### Texto de leitura
Não cabe indenização se área já tinha restrição ambiental

em 14 março, 2010


Se o imóvel foi adquirido quando já incidiam as restrições impostas pela legislação ambiental, não cabe indenização feita ao Estado em razão da limitação administrativa. Para o STJ (Superior Tribunal de Justiça) o pedido de indenização feito dentro desta situação afronta o princípio da boa-fé objetiva. A decisão da 2ª Turma, relatada pelo ministro Herman Benjamin, é unânime.  

 

Segundo o TJ-SP (Tribunal de Justiça de São Paulo), os proprietários do imóvel pedem indenização ao Estado, em razão da existência de restrição administrativa, imposta em área de 1.923.255,75 m² localizada na zona rural de Guarulhos-SP.

### Dados de entrada
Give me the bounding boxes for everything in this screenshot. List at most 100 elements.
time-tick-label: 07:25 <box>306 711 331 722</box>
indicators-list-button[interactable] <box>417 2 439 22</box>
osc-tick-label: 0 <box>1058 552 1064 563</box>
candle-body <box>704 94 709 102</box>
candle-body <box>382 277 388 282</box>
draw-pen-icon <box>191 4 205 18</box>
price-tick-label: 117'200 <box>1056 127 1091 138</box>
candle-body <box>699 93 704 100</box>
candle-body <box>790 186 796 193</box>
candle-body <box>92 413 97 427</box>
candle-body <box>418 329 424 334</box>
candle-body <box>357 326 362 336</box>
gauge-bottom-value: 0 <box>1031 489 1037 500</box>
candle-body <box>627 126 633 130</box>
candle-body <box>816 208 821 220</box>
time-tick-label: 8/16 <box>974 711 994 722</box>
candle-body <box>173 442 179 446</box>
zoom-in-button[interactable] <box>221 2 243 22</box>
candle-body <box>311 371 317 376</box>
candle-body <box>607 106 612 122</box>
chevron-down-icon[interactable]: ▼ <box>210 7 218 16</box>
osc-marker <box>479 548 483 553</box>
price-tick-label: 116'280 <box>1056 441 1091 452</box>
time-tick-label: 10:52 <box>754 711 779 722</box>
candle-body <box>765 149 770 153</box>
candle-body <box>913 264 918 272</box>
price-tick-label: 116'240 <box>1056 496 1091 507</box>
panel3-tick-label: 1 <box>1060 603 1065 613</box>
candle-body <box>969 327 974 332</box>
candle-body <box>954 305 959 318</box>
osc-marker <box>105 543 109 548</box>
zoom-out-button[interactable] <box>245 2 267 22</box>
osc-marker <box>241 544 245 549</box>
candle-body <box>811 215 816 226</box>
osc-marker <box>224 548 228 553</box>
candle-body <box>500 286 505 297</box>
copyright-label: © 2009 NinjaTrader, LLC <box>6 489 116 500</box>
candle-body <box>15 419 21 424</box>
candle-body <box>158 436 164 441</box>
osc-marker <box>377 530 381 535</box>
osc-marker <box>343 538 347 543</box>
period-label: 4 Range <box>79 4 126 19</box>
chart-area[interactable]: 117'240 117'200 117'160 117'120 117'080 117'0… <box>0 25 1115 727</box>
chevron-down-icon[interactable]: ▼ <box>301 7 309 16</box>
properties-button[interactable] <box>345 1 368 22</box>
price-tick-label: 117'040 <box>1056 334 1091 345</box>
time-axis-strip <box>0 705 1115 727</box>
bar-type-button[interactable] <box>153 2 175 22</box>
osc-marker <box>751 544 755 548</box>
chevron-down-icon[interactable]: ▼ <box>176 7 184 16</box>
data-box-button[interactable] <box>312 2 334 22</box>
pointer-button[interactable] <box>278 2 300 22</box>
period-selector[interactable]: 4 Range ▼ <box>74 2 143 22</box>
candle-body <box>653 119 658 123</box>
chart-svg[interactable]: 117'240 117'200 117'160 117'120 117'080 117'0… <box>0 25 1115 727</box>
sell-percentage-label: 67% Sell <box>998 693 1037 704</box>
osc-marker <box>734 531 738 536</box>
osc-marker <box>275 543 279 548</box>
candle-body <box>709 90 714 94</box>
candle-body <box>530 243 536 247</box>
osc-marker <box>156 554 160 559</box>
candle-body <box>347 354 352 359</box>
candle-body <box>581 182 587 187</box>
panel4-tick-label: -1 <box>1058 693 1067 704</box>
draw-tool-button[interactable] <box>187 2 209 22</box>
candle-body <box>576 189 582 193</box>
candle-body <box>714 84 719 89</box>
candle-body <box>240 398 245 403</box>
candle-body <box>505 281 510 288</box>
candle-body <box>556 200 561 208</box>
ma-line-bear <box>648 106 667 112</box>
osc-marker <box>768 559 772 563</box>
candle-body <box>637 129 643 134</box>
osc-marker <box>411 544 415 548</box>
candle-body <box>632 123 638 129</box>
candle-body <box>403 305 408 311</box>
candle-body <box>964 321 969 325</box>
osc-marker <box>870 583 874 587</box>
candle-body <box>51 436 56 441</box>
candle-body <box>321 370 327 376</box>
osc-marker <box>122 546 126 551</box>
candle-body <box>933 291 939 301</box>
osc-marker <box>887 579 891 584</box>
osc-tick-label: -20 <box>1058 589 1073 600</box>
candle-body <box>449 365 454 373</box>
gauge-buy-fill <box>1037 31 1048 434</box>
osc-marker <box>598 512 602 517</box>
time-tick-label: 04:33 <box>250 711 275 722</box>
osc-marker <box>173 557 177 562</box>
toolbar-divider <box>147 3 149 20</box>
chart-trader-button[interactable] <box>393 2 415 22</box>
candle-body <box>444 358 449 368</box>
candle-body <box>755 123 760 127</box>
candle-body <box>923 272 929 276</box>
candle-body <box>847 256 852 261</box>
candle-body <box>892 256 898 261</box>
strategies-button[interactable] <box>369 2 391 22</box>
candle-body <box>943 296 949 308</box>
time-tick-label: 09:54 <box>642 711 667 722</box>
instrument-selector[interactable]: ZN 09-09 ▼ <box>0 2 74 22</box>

### Tarefa 1
No texto sobre indenização por restrição ambiental, qual princípio o STJ considera afrontado pelo pedido de indenização?
### Tarefa 2
Prossiga com o texto sobre indenização por restrição ambiental a partir da última frase apresentada.

### Resposta 1
O princípio da boa-fé objetiva.

### Resposta 2
De acordo com os donos o imóvel se tornou área de preservação permanente por força da lei federal 6535⁄78, que introduziu alínea no artigo 2º do Código Florestal, e das leis estaduais 898⁄75 e 1172⁄76, assim como o Decreto 9714⁄77, além da Lei Complementar 14⁄73.

 

Para o Tribunal estadual, não houve apossamento administrativo, o que afasta a pretensão de indenização feita pelos particulares. Até porque, conforme foi apurado no processo, o imóvel foi adquirido quando já eram vigentes as normas que regulavam a proteção ambiental da área.

 

Nesse sentido, a Primeira Seção do Tribunal fixou o entendimento de que não cabe indenização por limitação administrativa em favor do proprietário, que adquiriu o imóvel já submetido à restrição, como é o caso em análise.

 

Inconformados, os donos da área entraram com recurso junto ao STJ (Superior Tribunal de Justiça). Todavia, o Superior não conheceu o apelo por entender que a guia de recolhimento de custas não foi preenchida corretamente. Novamente, inconformados, os recorrentes interpuseram o agravo regimental.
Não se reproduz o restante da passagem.